[Description of the task]: Reproduce, word for word, the part of the EH101 Merlin passage between "Newly declassified records" and "cheaper, American-made Seahawk.", inclusive.

[Passage]:
● ● ●
Newly declassified records released by The National Archives on Tuesday reveal the full extent of internal government conflict over the future of the EH101 Merlin helicopter during the final years of the Thatcher government.

The latest Cabinet Office and Prime Minister’s papers release includes 200 digitised files spanning the Thatcher, Major and Blair administrations. Among them is a tranche of material exposing how, in 1990, a spiralling procurement crisis and interdepartmental row nearly led Britain to abandon its domestically-developed Merlin in favour of the cheaper, American-made Seahawk.

At the core of the controversy was the soaring cost of the EH101 programme, initially projected in 1983 by then-Defence Secretary Michael Heseltine at £1.1 billion for development and production of 50 naval aircraft. By 1990, a private memo from a senior official to OD(90)9 concluded: “Nearly £0.9 billion has been spent or committed already; but we still face further costs estimated at nearly £1.8 billion… If the order were confined to 50 helicopters… they will cost almost £53 million each.”

This was far more than the updated cost estimate and almost double the original projection adjusted for inflation, which had placed the total at £1.6 billion. The EH101 had yet to enter service and was already four years behind schedule.

As these costs became politically untenable, the Prime Minister’s Defence and Overseas Policy Committee (OD) ordered a review of alternative anti-submarine warfare (ASW) force options, specifically including platforms other than the Royal Navy’s EH101, and additional maritime patrol aircraft (MPA). According to a covering letter to Charles Powell at Number 10, the brief was to assess “a force mix which would consist predominantly of nuclear-powered attack submarines (SSNs); a force mix which would consist predominantly of MPA; [and] the relative merits of the EH101 and the United States Seahawk LAMPS III helicopter.”

The review acknowledged the strategic role of the Royal Navy’s planned ASW fleet. These would consist of “SSNs, ASW carriers, Type 23 frigates with helicopters, and MPA, assisted by seabed surveillance and intelligence systems.” The operational doctrine envisaged RN and US SSNs deploying into the Barents and under the polar ice cap to shadow Soviet strategic submarines, while “frigates, operating independently or in conjunction with one or more of the RN’s ASW carriers, would search the Norwegian Sea for Soviet submarines.”
● ● ●
[Data listing]:
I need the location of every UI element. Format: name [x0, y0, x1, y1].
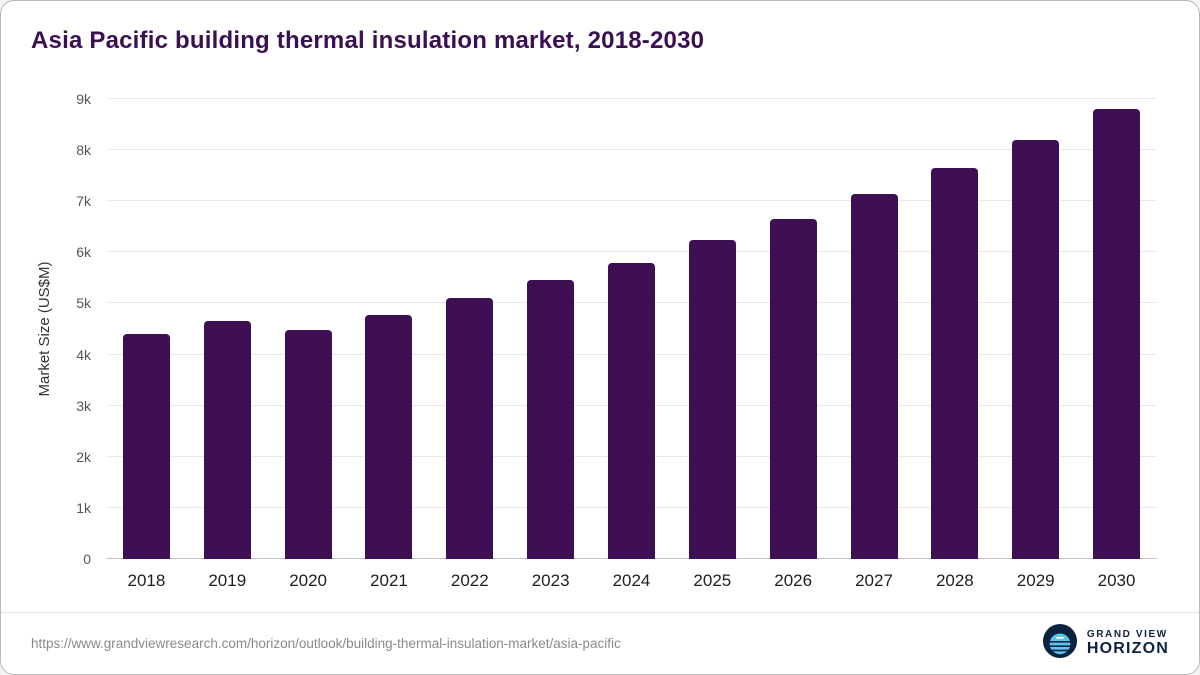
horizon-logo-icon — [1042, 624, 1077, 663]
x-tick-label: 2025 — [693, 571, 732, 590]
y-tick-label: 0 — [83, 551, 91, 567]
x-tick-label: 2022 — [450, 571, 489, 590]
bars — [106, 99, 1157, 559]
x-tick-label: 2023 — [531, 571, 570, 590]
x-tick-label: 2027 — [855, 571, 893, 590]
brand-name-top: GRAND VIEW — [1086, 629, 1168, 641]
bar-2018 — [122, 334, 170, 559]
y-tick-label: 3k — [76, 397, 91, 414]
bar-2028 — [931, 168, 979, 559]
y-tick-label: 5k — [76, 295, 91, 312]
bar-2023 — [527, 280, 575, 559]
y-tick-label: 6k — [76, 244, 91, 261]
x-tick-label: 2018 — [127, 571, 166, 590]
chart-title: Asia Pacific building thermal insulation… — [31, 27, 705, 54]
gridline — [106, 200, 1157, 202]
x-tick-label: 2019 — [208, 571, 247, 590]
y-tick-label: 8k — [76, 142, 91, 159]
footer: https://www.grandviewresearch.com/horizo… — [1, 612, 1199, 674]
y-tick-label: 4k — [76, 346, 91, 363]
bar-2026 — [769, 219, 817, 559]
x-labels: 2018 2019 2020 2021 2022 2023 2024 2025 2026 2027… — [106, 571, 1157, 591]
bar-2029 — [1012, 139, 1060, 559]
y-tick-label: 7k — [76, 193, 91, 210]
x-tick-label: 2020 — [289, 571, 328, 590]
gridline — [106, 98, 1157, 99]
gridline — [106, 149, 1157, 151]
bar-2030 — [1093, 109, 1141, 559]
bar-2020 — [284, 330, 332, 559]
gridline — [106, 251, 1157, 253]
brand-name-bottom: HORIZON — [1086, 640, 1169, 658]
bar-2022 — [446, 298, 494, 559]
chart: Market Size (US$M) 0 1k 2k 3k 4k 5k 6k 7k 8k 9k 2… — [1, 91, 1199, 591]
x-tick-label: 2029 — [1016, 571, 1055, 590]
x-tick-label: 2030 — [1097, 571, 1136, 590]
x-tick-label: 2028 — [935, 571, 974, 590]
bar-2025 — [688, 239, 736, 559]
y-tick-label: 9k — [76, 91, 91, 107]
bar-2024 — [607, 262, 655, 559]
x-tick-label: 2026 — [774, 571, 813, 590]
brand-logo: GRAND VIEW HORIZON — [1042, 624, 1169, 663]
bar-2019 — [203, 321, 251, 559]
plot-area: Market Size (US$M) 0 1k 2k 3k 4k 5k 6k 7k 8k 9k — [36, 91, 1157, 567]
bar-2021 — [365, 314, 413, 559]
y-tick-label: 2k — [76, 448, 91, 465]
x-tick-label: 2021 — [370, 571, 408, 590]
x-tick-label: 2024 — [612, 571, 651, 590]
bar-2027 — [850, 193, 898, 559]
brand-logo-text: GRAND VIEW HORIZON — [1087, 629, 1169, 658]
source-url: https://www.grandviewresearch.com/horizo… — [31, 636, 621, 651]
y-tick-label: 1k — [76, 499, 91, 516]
● ● ●
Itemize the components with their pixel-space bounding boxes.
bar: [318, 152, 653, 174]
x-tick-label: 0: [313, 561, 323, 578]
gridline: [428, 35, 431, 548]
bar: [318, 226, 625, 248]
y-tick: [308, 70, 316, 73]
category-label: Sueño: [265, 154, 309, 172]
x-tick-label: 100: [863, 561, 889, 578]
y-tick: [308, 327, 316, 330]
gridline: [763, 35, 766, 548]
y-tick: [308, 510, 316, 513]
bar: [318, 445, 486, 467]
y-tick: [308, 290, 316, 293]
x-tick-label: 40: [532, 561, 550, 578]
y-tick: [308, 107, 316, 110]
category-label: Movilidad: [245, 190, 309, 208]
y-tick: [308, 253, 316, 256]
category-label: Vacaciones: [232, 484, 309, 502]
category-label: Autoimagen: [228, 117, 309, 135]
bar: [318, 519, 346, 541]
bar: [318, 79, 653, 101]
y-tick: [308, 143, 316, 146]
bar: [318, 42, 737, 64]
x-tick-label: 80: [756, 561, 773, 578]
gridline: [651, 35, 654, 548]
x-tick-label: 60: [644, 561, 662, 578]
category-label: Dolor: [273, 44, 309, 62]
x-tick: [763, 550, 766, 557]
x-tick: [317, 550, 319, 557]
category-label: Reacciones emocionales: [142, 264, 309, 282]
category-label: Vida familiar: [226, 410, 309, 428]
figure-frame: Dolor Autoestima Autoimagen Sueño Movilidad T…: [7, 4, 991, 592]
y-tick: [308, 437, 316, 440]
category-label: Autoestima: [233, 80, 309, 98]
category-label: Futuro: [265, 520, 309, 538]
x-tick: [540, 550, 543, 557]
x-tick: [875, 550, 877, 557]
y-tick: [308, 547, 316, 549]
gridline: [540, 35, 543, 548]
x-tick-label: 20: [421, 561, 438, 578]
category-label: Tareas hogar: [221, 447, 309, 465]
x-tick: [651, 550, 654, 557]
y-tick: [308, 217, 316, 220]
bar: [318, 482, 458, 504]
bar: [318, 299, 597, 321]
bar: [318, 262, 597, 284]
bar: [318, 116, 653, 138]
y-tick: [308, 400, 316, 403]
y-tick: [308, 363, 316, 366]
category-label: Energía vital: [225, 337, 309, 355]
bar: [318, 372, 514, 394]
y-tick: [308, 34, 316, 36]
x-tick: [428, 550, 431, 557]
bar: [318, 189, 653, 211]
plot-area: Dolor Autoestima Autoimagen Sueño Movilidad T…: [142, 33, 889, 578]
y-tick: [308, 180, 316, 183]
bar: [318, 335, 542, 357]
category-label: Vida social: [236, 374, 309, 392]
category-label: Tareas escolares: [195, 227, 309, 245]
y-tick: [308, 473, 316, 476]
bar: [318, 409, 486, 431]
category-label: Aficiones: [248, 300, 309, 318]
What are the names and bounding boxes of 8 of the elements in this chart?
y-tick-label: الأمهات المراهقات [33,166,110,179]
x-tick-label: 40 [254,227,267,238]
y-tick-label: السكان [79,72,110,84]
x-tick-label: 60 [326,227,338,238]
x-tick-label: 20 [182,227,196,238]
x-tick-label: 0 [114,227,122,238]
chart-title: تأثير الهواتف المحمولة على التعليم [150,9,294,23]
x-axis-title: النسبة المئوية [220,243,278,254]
● ● ●
[Solution below]:
Newly declassified records released by The National Archives on Tuesday reveal the full extent of internal government conflict over the future of the EH101 Merlin helicopter during the final years of the Thatcher government.

The latest Cabinet Office and Prime Minister’s papers release includes 200 digitised files spanning the Thatcher, Major and Blair administrations. Among them is a tranche of material exposing how, in 1990, a spiralling procurement crisis and interdepartmental row nearly led Britain to abandon its domestically-developed Merlin in favour of the cheaper, American-made Seahawk.